* Instructions to follow:
Write the material out again exactly as it stands.
──────── Dataset content ────────
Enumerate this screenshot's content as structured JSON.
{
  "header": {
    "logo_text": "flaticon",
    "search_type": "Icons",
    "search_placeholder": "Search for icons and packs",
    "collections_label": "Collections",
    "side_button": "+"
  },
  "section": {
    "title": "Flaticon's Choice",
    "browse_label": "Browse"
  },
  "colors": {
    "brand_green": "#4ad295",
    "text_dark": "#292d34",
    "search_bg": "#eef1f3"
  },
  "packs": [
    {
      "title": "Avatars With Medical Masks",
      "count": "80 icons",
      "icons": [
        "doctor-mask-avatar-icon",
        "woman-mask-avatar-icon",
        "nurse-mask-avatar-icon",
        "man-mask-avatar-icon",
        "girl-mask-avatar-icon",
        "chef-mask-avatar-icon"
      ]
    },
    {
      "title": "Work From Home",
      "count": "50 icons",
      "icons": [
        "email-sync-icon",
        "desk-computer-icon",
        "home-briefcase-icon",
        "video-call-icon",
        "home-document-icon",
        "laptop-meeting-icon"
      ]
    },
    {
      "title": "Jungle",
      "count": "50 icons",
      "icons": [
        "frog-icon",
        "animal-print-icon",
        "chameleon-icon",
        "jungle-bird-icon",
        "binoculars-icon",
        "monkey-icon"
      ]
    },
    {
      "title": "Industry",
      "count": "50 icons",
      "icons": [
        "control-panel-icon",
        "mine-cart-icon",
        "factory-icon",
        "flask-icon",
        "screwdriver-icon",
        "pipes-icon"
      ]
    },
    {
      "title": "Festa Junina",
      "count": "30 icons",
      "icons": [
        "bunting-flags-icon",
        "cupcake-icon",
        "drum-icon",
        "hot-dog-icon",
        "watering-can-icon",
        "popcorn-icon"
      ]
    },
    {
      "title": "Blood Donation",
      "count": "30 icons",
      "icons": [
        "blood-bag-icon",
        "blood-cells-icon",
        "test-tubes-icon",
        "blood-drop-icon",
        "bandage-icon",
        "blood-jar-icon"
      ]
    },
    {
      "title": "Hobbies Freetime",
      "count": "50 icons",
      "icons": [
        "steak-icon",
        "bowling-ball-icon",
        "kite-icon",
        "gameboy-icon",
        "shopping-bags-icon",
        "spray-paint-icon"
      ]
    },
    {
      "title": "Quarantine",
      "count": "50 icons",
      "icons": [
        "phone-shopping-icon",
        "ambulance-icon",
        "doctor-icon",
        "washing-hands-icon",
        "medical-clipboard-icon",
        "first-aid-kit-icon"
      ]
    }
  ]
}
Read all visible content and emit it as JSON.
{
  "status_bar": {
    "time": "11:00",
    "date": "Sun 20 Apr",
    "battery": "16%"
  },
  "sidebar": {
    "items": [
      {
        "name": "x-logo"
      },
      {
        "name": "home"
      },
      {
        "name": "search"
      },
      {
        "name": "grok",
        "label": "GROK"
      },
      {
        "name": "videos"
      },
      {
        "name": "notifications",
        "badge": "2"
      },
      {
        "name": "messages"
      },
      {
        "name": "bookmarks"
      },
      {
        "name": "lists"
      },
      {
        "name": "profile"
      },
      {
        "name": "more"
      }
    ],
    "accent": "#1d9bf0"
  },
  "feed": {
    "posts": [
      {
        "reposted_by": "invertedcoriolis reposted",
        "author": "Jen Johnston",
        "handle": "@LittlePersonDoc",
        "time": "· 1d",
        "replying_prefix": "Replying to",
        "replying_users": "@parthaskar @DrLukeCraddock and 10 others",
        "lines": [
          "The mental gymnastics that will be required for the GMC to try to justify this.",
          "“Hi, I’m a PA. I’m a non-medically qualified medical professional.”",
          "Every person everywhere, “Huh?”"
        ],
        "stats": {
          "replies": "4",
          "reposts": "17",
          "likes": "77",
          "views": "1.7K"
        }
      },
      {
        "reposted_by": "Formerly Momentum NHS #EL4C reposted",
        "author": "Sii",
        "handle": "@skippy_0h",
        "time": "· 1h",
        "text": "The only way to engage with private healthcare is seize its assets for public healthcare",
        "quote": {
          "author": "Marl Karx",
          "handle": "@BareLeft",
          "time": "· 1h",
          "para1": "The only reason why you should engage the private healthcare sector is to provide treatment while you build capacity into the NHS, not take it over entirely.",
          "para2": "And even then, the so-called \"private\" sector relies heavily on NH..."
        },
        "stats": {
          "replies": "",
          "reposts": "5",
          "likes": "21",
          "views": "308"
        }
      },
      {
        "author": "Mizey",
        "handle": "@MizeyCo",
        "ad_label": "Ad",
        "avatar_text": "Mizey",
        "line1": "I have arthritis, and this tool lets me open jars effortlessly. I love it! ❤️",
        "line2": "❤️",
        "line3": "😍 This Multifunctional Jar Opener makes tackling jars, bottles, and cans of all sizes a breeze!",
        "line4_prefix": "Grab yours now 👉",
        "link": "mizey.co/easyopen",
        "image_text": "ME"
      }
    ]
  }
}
────────
* Exercise answer:
Enumerate this screenshot's content as structured JSON.
{
  "header": {
    "logo_text": "flaticon",
    "search_type": "Icons",
    "search_placeholder": "Search for icons and packs",
    "collections_label": "Collections",
    "side_button": "+"
  },
  "section": {
    "title": "Flaticon's Choice",
    "browse_label": "Browse"
  },
  "colors": {
    "brand_green": "#4ad295",
    "text_dark": "#292d34",
    "search_bg": "#eef1f3"
  },
  "packs": [
    {
      "title": "Avatars With Medical Masks",
      "count": "80 icons",
      "icons": [
        "doctor-mask-avatar-icon",
        "woman-mask-avatar-icon",
        "nurse-mask-avatar-icon",
        "man-mask-avatar-icon",
        "girl-mask-avatar-icon",
        "chef-mask-avatar-icon"
      ]
    },
    {
      "title": "Work From Home",
      "count": "50 icons",
      "icons": [
        "email-sync-icon",
        "desk-computer-icon",
        "home-briefcase-icon",
        "video-call-icon",
        "home-document-icon",
        "laptop-meeting-icon"
      ]
    },
    {
      "title": "Jungle",
      "count": "50 icons",
      "icons": [
        "frog-icon",
        "animal-print-icon",
        "chameleon-icon",
        "jungle-bird-icon",
        "binoculars-icon",
        "monkey-icon"
      ]
    },
    {
      "title": "Industry",
      "count": "50 icons",
      "icons": [
        "control-panel-icon",
        "mine-cart-icon",
        "factory-icon",
        "flask-icon",
        "screwdriver-icon",
        "pipes-icon"
      ]
    },
    {
      "title": "Festa Junina",
      "count": "30 icons",
      "icons": [
        "bunting-flags-icon",
        "cupcake-icon",
        "drum-icon",
        "hot-dog-icon",
        "watering-can-icon",
        "popcorn-icon"
      ]
    },
    {
      "title": "Blood Donation",
      "count": "30 icons",
      "icons": [
        "blood-bag-icon",
        "blood-cells-icon",
        "test-tubes-icon",
        "blood-drop-icon",
        "bandage-icon",
        "blood-jar-icon"
      ]
    },
    {
      "title": "Hobbies Freetime",
      "count": "50 icons",
      "icons": [
        "steak-icon",
        "bowling-ball-icon",
        "kite-icon",
        "gameboy-icon",
        "shopping-bags-icon",
        "spray-paint-icon"
      ]
    },
    {
      "title": "Quarantine",
      "count": "50 icons",
      "icons": [
        "phone-shopping-icon",
        "ambulance-icon",
        "doctor-icon",
        "washing-hands-icon",
        "medical-clipboard-icon",
        "first-aid-kit-icon"
      ]
    }
  ]
}
Read all visible content and emit it as JSON.
{
  "status_bar": {
    "time": "11:00",
    "date": "Sun 20 Apr",
    "battery": "16%"
  },
  "sidebar": {
    "items": [
      {
        "name": "x-logo"
      },
      {
        "name": "home"
      },
      {
        "name": "search"
      },
      {
        "name": "grok",
        "label": "GROK"
      },
      {
        "name": "videos"
      },
      {
        "name": "notifications",
        "badge": "2"
      },
      {
        "name": "messages"
      },
      {
        "name": "bookmarks"
      },
      {
        "name": "lists"
      },
      {
        "name": "profile"
      },
      {
        "name": "more"
      }
    ],
    "accent": "#1d9bf0"
  },
  "feed": {
    "posts": [
      {
        "reposted_by": "invertedcoriolis reposted",
        "author": "Jen Johnston",
        "handle": "@LittlePersonDoc",
        "time": "· 1d",
        "replying_prefix": "Replying to",
        "replying_users": "@parthaskar @DrLukeCraddock and 10 others",
        "lines": [
          "The mental gymnastics that will be required for the GMC to try to justify this.",
          "“Hi, I’m a PA. I’m a non-medically qualified medical professional.”",
          "Every person everywhere, “Huh?”"
        ],
        "stats": {
          "replies": "4",
          "reposts": "17",
          "likes": "77",
          "views": "1.7K"
        }
      },
      {
        "reposted_by": "Formerly Momentum NHS #EL4C reposted",
        "author": "Sii",
        "handle": "@skippy_0h",
        "time": "· 1h",
        "text": "The only way to engage with private healthcare is seize its assets for public healthcare",
        "quote": {
          "author": "Marl Karx",
          "handle": "@BareLeft",
          "time": "· 1h",
          "para1": "The only reason why you should engage the private healthcare sector is to provide treatment while you build capacity into the NHS, not take it over entirely.",
          "para2": "And even then, the so-called \"private\" sector relies heavily on NH..."
        },
        "stats": {
          "replies": "",
          "reposts": "5",
          "likes": "21",
          "views": "308"
        }
      },
      {
        "author": "Mizey",
        "handle": "@MizeyCo",
        "ad_label": "Ad",
        "avatar_text": "Mizey",
        "line1": "I have arthritis, and this tool lets me open jars effortlessly. I love it! ❤️",
        "line2": "❤️",
        "line3": "😍 This Multifunctional Jar Opener makes tackling jars, bottles, and cans of all sizes a breeze!",
        "line4_prefix": "Grab yours now 👉",
        "link": "mizey.co/easyopen",
        "image_text": "ME"
      }
    ]
  }
}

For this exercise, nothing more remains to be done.